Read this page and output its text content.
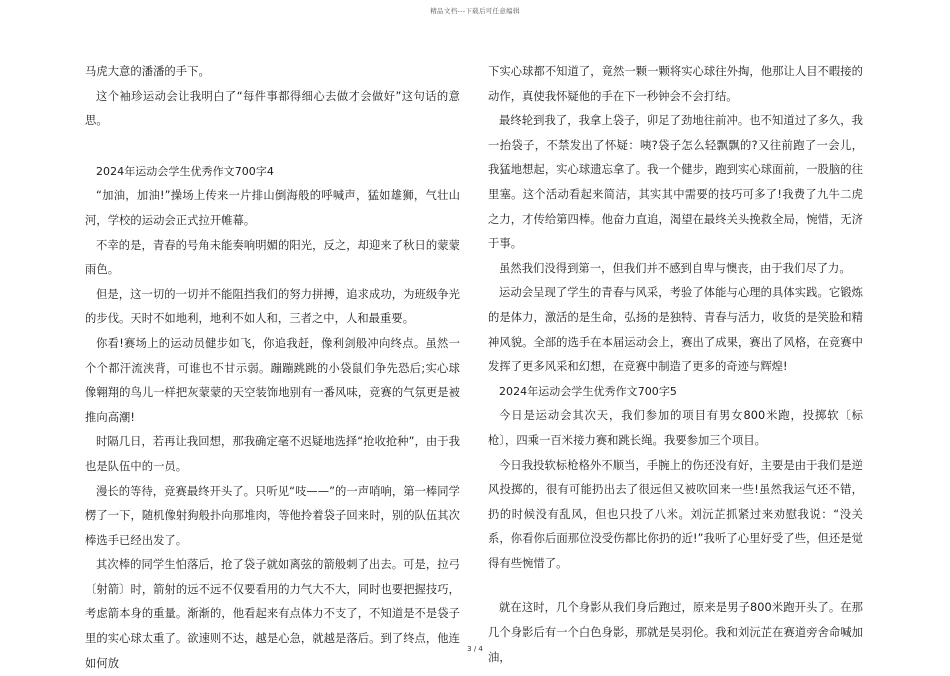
精品文档---下载后可任意编辑

马虎大意的潘潘的手下。

这个袖珍运动会让我明白了“每件事都得细心去做才会做好”这句话的意思。

2024年运动会学生优秀作文700字4

“加油，加油!”操场上传来一片排山倒海般的呼喊声，猛如雄狮，气壮山河，学校的运动会正式拉开帷幕。

不幸的是，青春的号角未能奏响明媚的阳光，反之，却迎来了秋日的蒙蒙雨色。

但是，这一切的一切并不能阻挡我们的努力拼搏，追求成功，为班级争光的步伐。天时不如地利，地利不如人和，三者之中，人和最重要。

你看!赛场上的运动员健步如飞，你追我赶，像利剑般冲向终点。虽然一个个都汗流浃背，可谁也不甘示弱。蹦蹦跳跳的小袋鼠们争先恐后;实心球像翱翔的鸟儿一样把灰蒙蒙的天空装饰地别有一番风味，竞赛的气氛更是被推向高潮!

时隔几日，若再让我回想，那我确定毫不迟疑地选择“抢收抢种”，由于我也是队伍中的一员。

漫长的等待，竞赛最终开头了。只听见“吱——”的一声哨响，第一棒同学楞了一下，随机像射狗般扑向那堆肉，等他拎着袋子回来时，别的队伍其次棒选手已经出发了。

其次棒的同学生怕落后，抢了袋子就如离弦的箭般刺了出去。可是，拉弓〔射箭〕时，箭射的远不远不仅要看用的力气大不大，同时也要把握技巧，考虑箭本身的重量。渐渐的，他看起来有点体力不支了，不知道是不是袋子里的实心球太重了。欲速则不达，越是心急，就越是落后。到了终点，他连如何放

下实心球都不知道了，竟然一颗一颗将实心球往外掏，他那让人目不暇接的动作，真使我怀疑他的手在下一秒钟会不会打结。

最终轮到我了，我拿上袋子，卯足了劲地往前冲。也不知道过了多久，我一抬袋子，不禁发出了怀疑：咦?袋子怎么轻飘飘的?又往前跑了一会儿，我猛地想起，实心球遗忘拿了。我一个健步，跑到实心球面前，一股脑的往里塞。这个活动看起来简洁，其实其中需要的技巧可多了!我费了九牛二虎之力，才传给第四棒。他奋力直追，渴望在最终关头挽救全局，惋惜，无济于事。

虽然我们没得到第一，但我们并不感到自卑与懊丧，由于我们尽了力。

运动会呈现了学生的青春与风采，考验了体能与心理的具体实践。它锻炼的是体力，激活的是生命，弘扬的是独特、青春与活力，收货的是笑脸和精神风貌。全部的选手在本届运动会上，赛出了成果，赛出了风格，在竞赛中发挥了更多风采和幻想，在竞赛中制造了更多的奇迹与辉煌!

2024年运动会学生优秀作文700字5

今日是运动会其次天，我们参加的项目有男女800米跑，投掷软〔标枪〕，四乘一百米接力赛和跳长绳。我要参加三个项目。

今日我投软标枪格外不顺当，手腕上的伤还没有好，主要是由于我们是逆风投掷的，很有可能扔出去了很远但又被吹回来一些!虽然我运气还不错，扔的时候没有乱风，但也只投了八米。刘沅芷抓紧过来劝慰我说：“没关系，你看你后面那位没受伤都比你扔的近!”我听了心里好受了些，但还是觉得有些惋惜了。

就在这时，几个身影从我们身后跑过，原来是男子800米跑开头了。在那几个身影后有一个白色身影，那就是吴羽伦。我和刘沅芷在赛道旁舍命喊加油，

3 / 4
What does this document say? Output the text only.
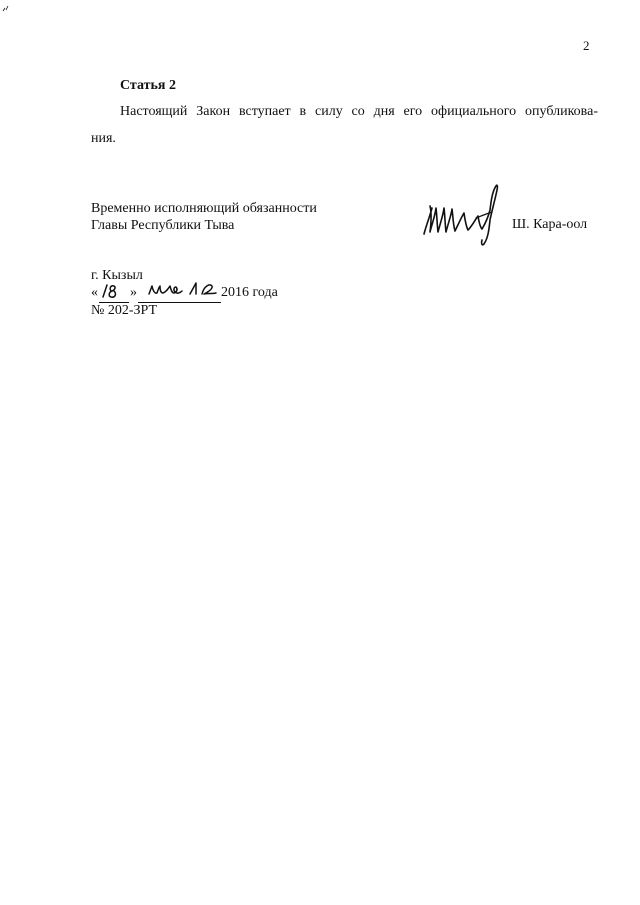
2
Статья 2
Настоящий Закон вступает в силу со дня его официального опубликова-
ния.
Временно исполняющий обязанности
Главы Республики Тыва	Ш. Кара-оол
г. Кызыл
« »	2016 года
№ 202-ЗРТ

▸ Set exercise
Copy out exactly the lines from the one with "What does this" through the end of the listing, both ends included, omitting any picture.

▸ Reply to the exercise
What does this document say? Output the text only.
2
Статья 2
Настоящий Закон вступает в силу со дня его официального опубликова-
ния.
Временно исполняющий обязанности
Главы Республики Тыва	Ш. Кара-оол
г. Кызыл
« »	2016 года
№ 202-ЗРТ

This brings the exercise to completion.